**Exercise inputs:**
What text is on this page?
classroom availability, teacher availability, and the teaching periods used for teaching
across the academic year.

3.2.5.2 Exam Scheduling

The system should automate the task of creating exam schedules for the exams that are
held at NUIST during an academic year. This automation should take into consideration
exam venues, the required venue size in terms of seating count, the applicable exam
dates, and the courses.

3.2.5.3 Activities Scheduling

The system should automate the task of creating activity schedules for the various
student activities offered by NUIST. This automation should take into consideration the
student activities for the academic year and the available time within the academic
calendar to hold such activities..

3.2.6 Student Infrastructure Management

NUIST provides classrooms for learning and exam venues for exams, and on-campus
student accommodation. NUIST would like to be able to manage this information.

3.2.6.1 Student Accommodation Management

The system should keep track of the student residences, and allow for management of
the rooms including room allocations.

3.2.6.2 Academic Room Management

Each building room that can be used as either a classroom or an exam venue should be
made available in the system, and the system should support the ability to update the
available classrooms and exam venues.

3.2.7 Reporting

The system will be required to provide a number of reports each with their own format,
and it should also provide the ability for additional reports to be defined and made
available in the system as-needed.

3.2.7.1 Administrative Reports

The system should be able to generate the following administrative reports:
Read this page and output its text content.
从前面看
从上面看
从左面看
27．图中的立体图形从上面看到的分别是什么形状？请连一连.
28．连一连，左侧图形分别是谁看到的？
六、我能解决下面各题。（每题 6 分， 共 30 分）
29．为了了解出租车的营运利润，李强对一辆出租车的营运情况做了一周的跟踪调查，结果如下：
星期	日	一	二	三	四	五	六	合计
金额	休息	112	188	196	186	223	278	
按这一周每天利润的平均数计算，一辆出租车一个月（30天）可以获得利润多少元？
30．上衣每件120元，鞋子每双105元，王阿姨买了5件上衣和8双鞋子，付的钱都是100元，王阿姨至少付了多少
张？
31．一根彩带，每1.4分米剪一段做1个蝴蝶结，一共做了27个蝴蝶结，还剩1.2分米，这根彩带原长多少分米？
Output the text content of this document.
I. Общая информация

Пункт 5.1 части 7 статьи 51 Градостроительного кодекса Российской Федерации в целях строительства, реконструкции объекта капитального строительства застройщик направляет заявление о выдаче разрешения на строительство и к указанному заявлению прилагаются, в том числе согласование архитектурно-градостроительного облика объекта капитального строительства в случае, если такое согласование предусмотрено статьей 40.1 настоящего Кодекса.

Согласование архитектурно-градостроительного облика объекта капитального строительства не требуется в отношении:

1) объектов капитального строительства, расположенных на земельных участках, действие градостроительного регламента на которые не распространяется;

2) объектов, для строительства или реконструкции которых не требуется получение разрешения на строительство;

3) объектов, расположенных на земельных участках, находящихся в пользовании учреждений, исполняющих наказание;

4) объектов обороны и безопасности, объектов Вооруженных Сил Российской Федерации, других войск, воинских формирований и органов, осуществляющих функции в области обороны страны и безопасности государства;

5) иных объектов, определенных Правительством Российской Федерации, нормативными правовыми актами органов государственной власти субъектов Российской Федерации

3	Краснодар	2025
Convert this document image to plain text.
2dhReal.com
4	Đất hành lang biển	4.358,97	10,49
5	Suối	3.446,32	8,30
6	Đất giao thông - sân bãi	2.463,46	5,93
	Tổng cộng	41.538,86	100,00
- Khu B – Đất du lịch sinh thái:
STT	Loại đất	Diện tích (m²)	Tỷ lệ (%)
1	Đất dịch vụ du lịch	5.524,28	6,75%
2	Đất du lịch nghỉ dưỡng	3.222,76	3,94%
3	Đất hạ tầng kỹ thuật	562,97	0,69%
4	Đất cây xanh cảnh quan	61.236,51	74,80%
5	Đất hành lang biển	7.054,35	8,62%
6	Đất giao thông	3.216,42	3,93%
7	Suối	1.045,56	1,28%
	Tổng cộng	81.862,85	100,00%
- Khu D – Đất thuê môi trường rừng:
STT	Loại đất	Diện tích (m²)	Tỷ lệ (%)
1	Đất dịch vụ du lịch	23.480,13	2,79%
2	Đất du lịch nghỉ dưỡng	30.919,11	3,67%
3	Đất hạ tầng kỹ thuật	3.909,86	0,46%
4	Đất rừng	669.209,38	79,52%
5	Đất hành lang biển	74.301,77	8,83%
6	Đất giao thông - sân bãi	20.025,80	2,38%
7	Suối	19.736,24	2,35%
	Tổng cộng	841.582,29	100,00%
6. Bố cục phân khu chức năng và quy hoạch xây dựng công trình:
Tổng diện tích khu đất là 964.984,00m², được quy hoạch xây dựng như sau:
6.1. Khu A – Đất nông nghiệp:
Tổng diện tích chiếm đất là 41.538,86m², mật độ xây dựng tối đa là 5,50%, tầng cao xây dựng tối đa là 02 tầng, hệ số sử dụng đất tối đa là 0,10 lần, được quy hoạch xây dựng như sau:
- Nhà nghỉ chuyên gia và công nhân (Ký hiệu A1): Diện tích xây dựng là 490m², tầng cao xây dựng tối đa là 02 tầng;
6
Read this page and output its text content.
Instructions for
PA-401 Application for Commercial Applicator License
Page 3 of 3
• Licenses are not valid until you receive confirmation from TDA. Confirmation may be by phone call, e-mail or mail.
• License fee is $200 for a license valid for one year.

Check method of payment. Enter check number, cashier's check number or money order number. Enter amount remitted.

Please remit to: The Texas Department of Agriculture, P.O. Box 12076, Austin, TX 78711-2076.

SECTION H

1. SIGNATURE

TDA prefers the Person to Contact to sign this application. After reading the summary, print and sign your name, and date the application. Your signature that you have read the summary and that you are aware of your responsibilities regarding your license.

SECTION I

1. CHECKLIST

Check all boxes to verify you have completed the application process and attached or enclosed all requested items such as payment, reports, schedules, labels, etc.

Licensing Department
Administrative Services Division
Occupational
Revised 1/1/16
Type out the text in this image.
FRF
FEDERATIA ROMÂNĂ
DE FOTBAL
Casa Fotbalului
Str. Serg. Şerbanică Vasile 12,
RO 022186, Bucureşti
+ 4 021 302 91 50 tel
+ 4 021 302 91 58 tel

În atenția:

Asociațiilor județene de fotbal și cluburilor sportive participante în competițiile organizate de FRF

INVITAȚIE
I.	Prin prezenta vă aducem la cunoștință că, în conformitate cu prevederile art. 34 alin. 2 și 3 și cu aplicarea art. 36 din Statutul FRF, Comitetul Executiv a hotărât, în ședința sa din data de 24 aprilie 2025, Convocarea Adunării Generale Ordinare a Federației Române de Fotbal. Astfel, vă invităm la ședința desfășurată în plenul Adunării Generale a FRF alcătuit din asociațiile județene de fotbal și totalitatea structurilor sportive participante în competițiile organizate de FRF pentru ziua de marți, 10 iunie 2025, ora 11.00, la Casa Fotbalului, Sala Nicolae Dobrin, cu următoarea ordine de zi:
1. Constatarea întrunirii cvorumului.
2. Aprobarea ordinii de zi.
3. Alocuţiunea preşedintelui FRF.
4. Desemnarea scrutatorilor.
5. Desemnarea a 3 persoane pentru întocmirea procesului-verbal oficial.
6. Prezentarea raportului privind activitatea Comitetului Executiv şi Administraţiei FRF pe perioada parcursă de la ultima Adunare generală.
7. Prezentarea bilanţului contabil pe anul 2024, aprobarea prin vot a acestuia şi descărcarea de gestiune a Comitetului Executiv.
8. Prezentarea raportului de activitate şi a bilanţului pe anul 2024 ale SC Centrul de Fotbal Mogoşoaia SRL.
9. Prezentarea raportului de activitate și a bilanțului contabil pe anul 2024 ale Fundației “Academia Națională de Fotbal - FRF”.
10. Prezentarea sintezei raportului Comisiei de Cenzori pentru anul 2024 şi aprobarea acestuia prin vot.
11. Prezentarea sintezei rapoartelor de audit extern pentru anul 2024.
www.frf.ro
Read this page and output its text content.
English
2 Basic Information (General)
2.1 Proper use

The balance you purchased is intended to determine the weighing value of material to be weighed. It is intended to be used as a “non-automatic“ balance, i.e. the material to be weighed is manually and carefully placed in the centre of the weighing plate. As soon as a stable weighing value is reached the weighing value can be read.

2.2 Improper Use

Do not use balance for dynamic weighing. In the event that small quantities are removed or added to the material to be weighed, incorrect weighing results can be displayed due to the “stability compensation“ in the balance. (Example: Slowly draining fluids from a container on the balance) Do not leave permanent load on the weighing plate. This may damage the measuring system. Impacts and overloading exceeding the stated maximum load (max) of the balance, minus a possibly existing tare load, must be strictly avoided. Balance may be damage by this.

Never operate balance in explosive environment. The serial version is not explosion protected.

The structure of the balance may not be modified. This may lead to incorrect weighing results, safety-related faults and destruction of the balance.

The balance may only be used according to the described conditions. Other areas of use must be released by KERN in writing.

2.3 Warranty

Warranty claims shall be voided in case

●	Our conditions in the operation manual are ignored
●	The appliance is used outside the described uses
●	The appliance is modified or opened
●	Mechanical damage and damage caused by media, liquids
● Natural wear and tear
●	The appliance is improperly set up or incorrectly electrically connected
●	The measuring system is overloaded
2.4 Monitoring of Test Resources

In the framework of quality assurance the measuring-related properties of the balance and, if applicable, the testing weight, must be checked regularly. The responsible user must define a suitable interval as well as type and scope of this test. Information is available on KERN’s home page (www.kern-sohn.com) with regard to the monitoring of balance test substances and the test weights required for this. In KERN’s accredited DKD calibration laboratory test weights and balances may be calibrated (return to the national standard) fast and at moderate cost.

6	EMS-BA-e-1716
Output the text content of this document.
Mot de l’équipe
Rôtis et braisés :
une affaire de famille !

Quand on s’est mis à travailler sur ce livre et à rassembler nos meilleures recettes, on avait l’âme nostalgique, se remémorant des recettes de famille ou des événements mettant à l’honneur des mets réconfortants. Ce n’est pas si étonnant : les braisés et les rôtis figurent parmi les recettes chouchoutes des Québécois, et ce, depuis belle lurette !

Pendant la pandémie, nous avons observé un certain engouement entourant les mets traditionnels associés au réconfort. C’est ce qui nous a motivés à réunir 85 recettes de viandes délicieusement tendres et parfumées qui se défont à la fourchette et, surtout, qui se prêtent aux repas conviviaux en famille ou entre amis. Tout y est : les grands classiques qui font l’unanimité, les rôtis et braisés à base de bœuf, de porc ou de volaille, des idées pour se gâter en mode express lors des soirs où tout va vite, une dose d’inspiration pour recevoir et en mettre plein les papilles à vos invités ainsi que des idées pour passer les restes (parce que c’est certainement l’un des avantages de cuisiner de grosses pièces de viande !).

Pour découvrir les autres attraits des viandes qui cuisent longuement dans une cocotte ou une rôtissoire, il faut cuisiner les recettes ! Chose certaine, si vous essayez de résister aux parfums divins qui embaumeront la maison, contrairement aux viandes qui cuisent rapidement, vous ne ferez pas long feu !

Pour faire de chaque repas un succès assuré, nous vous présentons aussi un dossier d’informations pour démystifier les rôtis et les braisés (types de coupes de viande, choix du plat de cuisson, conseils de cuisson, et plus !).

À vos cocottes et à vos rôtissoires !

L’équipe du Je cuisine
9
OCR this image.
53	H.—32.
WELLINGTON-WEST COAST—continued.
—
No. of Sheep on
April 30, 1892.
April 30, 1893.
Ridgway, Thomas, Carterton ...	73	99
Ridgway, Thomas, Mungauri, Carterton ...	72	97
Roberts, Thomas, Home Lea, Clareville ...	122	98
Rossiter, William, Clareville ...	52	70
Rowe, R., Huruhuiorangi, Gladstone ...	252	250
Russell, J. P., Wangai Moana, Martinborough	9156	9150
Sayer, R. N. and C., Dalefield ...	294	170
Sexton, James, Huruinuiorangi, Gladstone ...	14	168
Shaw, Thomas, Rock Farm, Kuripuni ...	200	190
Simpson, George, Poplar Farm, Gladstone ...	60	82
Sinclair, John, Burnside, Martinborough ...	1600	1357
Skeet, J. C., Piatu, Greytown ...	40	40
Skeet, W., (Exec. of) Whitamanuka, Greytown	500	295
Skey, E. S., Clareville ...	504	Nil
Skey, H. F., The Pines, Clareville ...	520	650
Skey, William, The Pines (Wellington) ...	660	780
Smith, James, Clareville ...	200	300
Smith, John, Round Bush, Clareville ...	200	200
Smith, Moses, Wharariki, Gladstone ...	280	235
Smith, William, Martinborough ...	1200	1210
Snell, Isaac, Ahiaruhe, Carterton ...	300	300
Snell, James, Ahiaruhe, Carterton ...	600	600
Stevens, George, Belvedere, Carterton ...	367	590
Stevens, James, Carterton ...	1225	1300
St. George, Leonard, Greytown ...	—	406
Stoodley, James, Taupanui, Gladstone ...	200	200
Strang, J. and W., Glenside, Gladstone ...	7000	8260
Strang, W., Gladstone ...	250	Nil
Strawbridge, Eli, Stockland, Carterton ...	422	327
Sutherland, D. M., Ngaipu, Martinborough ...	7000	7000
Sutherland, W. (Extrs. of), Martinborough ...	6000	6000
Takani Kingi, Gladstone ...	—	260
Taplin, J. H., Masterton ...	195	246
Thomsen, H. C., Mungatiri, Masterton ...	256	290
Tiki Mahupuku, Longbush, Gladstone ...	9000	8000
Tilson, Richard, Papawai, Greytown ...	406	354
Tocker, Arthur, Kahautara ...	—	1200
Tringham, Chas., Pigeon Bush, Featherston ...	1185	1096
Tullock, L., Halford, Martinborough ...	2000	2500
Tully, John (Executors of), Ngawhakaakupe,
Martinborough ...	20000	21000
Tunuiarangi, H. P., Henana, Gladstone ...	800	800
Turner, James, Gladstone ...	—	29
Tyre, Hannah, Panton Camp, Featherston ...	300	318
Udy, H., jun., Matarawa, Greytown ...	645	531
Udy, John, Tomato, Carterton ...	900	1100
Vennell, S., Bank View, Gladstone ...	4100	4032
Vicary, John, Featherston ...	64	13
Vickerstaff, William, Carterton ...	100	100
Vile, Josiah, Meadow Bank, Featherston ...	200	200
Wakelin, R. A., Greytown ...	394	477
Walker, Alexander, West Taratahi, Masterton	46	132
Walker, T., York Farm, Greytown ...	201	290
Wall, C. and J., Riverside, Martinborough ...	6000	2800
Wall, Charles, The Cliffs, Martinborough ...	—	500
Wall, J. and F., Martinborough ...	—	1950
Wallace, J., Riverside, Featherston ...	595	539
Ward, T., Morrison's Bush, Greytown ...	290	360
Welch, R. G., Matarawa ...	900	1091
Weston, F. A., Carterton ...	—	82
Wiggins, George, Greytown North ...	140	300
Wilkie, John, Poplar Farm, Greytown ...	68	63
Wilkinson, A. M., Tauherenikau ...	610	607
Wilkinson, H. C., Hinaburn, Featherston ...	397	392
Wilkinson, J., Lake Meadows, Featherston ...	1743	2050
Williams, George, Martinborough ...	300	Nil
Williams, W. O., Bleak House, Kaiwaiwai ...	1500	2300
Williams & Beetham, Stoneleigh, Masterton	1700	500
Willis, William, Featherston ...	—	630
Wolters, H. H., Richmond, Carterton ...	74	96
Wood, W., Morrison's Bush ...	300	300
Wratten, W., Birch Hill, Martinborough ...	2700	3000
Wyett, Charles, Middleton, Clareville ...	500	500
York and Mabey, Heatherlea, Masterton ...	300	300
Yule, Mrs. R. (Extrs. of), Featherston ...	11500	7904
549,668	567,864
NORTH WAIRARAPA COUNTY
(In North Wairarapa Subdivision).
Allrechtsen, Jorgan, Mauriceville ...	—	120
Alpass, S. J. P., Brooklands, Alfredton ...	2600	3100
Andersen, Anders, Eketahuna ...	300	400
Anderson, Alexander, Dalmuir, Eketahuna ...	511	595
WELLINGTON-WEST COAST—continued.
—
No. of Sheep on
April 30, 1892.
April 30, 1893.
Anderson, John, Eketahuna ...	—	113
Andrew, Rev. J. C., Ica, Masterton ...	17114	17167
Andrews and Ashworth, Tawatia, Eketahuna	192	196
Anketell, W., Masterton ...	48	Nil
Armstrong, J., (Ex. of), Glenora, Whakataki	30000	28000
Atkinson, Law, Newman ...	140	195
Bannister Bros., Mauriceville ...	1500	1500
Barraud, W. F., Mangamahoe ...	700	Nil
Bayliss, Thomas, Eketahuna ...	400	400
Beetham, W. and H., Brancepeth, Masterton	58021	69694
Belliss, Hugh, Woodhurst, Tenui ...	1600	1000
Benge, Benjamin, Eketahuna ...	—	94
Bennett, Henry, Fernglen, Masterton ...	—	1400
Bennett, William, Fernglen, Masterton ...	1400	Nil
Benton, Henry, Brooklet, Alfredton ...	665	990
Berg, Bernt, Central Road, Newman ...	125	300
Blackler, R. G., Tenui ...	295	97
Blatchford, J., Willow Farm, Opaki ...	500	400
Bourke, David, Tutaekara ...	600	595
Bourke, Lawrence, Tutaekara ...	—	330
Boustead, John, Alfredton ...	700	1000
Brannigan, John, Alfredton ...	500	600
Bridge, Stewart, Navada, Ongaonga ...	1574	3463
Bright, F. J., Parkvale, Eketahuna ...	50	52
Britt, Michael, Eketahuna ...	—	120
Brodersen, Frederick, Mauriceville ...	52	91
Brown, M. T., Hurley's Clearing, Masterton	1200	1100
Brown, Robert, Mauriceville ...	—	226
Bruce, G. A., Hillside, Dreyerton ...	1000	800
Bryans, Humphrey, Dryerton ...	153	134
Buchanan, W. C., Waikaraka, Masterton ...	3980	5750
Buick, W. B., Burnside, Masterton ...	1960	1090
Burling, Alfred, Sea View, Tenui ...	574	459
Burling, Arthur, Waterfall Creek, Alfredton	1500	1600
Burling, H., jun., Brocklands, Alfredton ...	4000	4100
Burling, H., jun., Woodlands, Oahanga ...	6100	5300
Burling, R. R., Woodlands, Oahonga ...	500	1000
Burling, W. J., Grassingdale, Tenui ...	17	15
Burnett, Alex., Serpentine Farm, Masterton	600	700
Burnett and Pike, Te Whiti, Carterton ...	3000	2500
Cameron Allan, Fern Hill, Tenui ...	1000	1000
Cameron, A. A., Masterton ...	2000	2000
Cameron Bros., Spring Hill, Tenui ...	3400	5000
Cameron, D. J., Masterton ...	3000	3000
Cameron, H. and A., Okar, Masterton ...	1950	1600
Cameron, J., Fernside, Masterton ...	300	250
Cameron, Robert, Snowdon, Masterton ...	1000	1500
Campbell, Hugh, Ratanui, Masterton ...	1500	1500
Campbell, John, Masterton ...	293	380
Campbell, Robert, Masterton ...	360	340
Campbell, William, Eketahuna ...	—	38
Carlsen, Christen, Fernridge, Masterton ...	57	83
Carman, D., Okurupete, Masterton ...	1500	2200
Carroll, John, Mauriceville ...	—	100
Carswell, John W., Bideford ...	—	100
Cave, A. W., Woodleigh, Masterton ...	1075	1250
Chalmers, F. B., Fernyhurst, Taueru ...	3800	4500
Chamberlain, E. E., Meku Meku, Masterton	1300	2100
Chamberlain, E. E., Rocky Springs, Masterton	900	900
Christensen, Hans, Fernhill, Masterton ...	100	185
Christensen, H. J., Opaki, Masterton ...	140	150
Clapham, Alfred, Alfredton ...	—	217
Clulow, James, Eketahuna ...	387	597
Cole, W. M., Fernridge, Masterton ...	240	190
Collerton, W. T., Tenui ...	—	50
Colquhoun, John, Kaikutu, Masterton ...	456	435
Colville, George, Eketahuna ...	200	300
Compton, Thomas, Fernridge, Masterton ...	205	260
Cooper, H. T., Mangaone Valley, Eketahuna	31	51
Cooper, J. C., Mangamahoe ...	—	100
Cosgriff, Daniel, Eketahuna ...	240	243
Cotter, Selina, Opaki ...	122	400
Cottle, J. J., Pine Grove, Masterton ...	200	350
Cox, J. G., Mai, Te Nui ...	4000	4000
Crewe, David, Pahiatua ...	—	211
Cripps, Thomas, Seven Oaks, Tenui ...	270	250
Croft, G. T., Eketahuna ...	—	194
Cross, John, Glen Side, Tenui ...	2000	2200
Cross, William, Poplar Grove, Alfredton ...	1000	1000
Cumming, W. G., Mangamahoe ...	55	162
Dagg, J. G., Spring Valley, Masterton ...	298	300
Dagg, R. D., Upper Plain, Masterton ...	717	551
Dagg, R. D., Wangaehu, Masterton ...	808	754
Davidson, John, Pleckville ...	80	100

**What you should do:** Pick out the lines containing the string "Henry".

**The completed task:**
Bennett, Henry, Fernglen, Masterton ...	—	1400
Benton, Henry, Brooklet, Alfredton ...	665	990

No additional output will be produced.